Boxed element entries
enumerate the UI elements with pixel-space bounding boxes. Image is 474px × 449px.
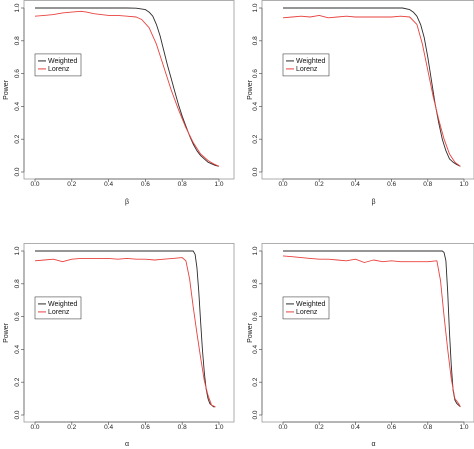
series-line-lorenz bbox=[34, 10, 220, 167]
legend-label: Weighted bbox=[296, 58, 326, 65]
x-axis-title: α bbox=[371, 441, 375, 448]
y-tick-label: 0.4 bbox=[252, 345, 259, 354]
y-tick-label: 0.2 bbox=[252, 377, 259, 386]
series-line-lorenz bbox=[34, 257, 216, 408]
y-tick-label: 0.0 bbox=[14, 167, 21, 176]
plot-frame bbox=[23, 243, 235, 423]
x-tick-label: 0.4 bbox=[351, 424, 360, 431]
x-tick-label: 0.0 bbox=[278, 424, 287, 431]
x-tick-label: 0.6 bbox=[141, 181, 150, 188]
series-line-weighted bbox=[35, 250, 216, 408]
x-tick-label: 0.2 bbox=[67, 424, 76, 431]
x-tick-label: 1.0 bbox=[459, 424, 468, 431]
series-line-weighted bbox=[283, 7, 461, 167]
series-line-weighted bbox=[283, 250, 461, 408]
y-tick-label: 1.0 bbox=[252, 3, 259, 12]
y-tick-label: 0.4 bbox=[14, 102, 21, 111]
plot-frame bbox=[261, 0, 474, 180]
x-tick-label: 0.8 bbox=[423, 181, 432, 188]
y-tick-label: 0.8 bbox=[14, 279, 21, 288]
x-tick-label: 0.4 bbox=[351, 181, 360, 188]
legend-box bbox=[282, 53, 330, 77]
x-tick-label: 0.2 bbox=[315, 424, 324, 431]
y-tick-label: 0.8 bbox=[252, 279, 259, 288]
y-tick-label: 0.8 bbox=[252, 36, 259, 45]
legend-label: Weighted bbox=[48, 301, 78, 308]
y-tick-label: 1.0 bbox=[14, 3, 21, 12]
y-axis-title: Power bbox=[247, 322, 254, 343]
series-line-lorenz bbox=[282, 14, 461, 167]
x-tick-label: 0.0 bbox=[30, 181, 39, 188]
x-axis-title: β bbox=[125, 199, 129, 206]
y-tick-label: 0.6 bbox=[252, 69, 259, 78]
x-tick-label: 0.6 bbox=[387, 424, 396, 431]
chart-panel-1: 0.0 0.2 0.4 0.6 0.8 1.0 0.0 0.2 0.4 0.6 0.8 1.0 β Pow… bbox=[3, 0, 235, 206]
y-tick-label: 0.8 bbox=[14, 36, 21, 45]
x-tick-label: 1.0 bbox=[214, 424, 223, 431]
legend-box bbox=[34, 296, 82, 320]
x-tick-label: 0.4 bbox=[104, 181, 113, 188]
x-tick-label: 0.8 bbox=[423, 424, 432, 431]
x-axis-title: β bbox=[371, 199, 375, 206]
y-tick-label: 1.0 bbox=[252, 246, 259, 255]
x-tick-label: 0.6 bbox=[387, 181, 396, 188]
chart-panel-3: 0.0 0.2 0.4 0.6 0.8 1.0 0.0 0.2 0.4 0.6 0.8 1.0 α Pow… bbox=[3, 243, 235, 448]
y-tick-label: 0.6 bbox=[14, 312, 21, 321]
legend-label: Lorenz bbox=[48, 309, 70, 316]
y-tick-label: 0.4 bbox=[14, 345, 21, 354]
legend-label: Lorenz bbox=[296, 66, 318, 73]
y-tick-label: 0.0 bbox=[252, 410, 259, 419]
y-tick-label: 0.2 bbox=[14, 134, 21, 143]
series-line-weighted bbox=[35, 7, 220, 167]
x-tick-label: 0.4 bbox=[104, 424, 113, 431]
plot-frame bbox=[23, 0, 235, 180]
legend-label: Lorenz bbox=[48, 66, 70, 73]
y-axis-title: Power bbox=[247, 79, 254, 100]
x-tick-label: 0.6 bbox=[141, 424, 150, 431]
legend-label: Weighted bbox=[296, 301, 326, 308]
x-tick-label: 1.0 bbox=[459, 181, 468, 188]
y-tick-label: 0.6 bbox=[252, 312, 259, 321]
legend-box bbox=[282, 296, 330, 320]
x-tick-label: 0.2 bbox=[315, 181, 324, 188]
y-tick-label: 0.4 bbox=[252, 102, 259, 111]
x-tick-label: 1.0 bbox=[214, 181, 223, 188]
legend-label: Weighted bbox=[48, 58, 78, 65]
y-axis-title: Power bbox=[3, 322, 10, 343]
chart-panel-2: 0.0 0.2 0.4 0.6 0.8 1.0 0.0 0.2 0.4 0.6 0.8 1.0 β Pow… bbox=[247, 0, 474, 206]
y-tick-label: 0.0 bbox=[252, 167, 259, 176]
legend-box bbox=[34, 53, 82, 77]
plot-frame bbox=[261, 243, 474, 423]
x-tick-label: 0.2 bbox=[67, 181, 76, 188]
x-tick-label: 0.8 bbox=[178, 181, 187, 188]
x-tick-label: 0.0 bbox=[278, 181, 287, 188]
y-tick-label: 0.2 bbox=[252, 134, 259, 143]
x-tick-label: 0.0 bbox=[30, 424, 39, 431]
y-axis-title: Power bbox=[3, 79, 10, 100]
x-axis-title: α bbox=[125, 441, 129, 448]
y-tick-label: 0.2 bbox=[14, 377, 21, 386]
chart-panel-4: 0.0 0.2 0.4 0.6 0.8 1.0 0.0 0.2 0.4 0.6 0.8 1.0 α Pow… bbox=[247, 243, 474, 448]
series-line-lorenz bbox=[282, 255, 461, 408]
legend-label: Lorenz bbox=[296, 309, 318, 316]
x-tick-label: 0.8 bbox=[178, 424, 187, 431]
y-tick-label: 0.6 bbox=[14, 69, 21, 78]
y-tick-label: 0.0 bbox=[14, 410, 21, 419]
y-tick-label: 1.0 bbox=[14, 246, 21, 255]
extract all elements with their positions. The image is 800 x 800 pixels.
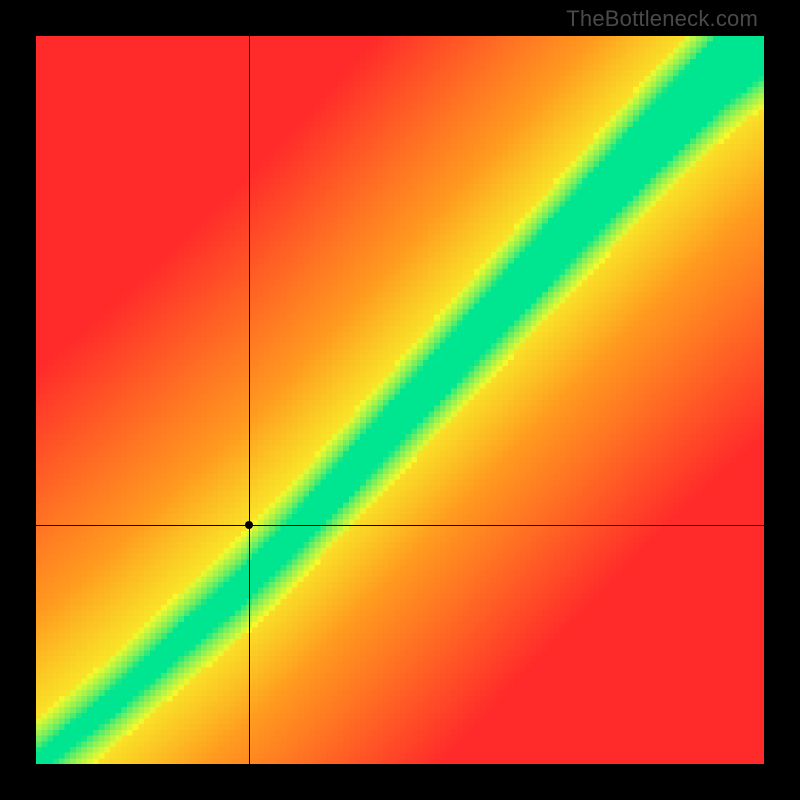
crosshair-horizontal: [36, 525, 764, 526]
heatmap-plot: [36, 36, 764, 764]
crosshair-vertical: [249, 36, 250, 764]
watermark-text: TheBottleneck.com: [566, 6, 758, 32]
heatmap-canvas: [36, 36, 764, 764]
crosshair-marker: [245, 521, 253, 529]
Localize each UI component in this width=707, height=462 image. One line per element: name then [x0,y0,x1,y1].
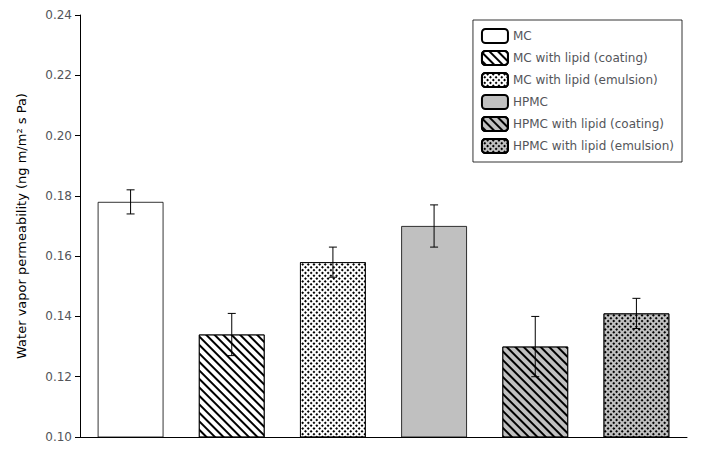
svg-text:HPMC with lipid (coating): HPMC with lipid (coating) [513,117,664,131]
svg-text:MC: MC [513,29,532,43]
svg-text:0.20: 0.20 [45,129,72,143]
svg-text:0.10: 0.10 [45,430,72,444]
svg-text:0.24: 0.24 [45,8,72,22]
svg-text:0.16: 0.16 [45,249,72,263]
svg-text:0.12: 0.12 [45,370,72,384]
svg-text:0.18: 0.18 [45,189,72,203]
svg-text:HPMC with lipid (emulsion): HPMC with lipid (emulsion) [513,139,674,153]
svg-text:Water vapor permeability (ng m: Water vapor permeability (ng m/m² s Pa) [14,93,29,359]
svg-text:0.22: 0.22 [45,68,72,82]
svg-text:HPMC: HPMC [513,95,548,109]
svg-text:MC with lipid (coating): MC with lipid (coating) [513,51,648,65]
svg-text:MC with lipid (emulsion): MC with lipid (emulsion) [513,73,658,87]
svg-text:0.14: 0.14 [45,309,72,323]
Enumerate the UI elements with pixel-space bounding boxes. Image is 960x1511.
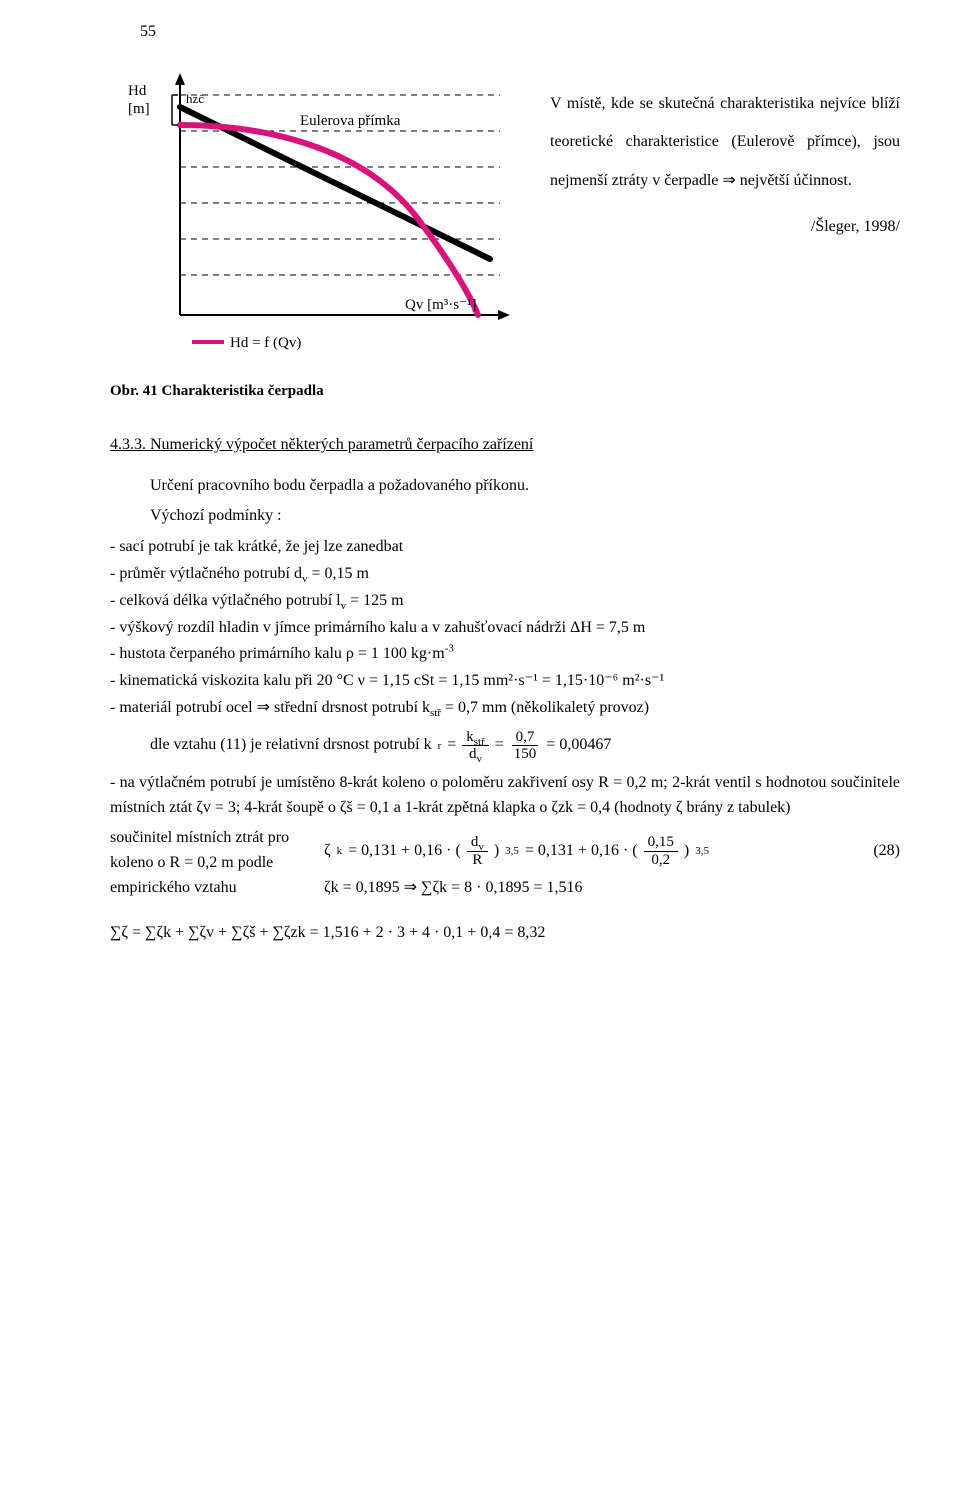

- What to work on
Please show every line of the listing above that contains the string "HPMC", treating uppercase and lowercase as different.

- Exercise answer
svg-text:HPMC with lipid (coating): HPMC with lipid (coating) [513,117,664,131]
svg-text:HPMC with lipid (emulsion): HPMC with lipid (emulsion) [513,139,674,153]
svg-text:HPMC: HPMC [513,95,548,109]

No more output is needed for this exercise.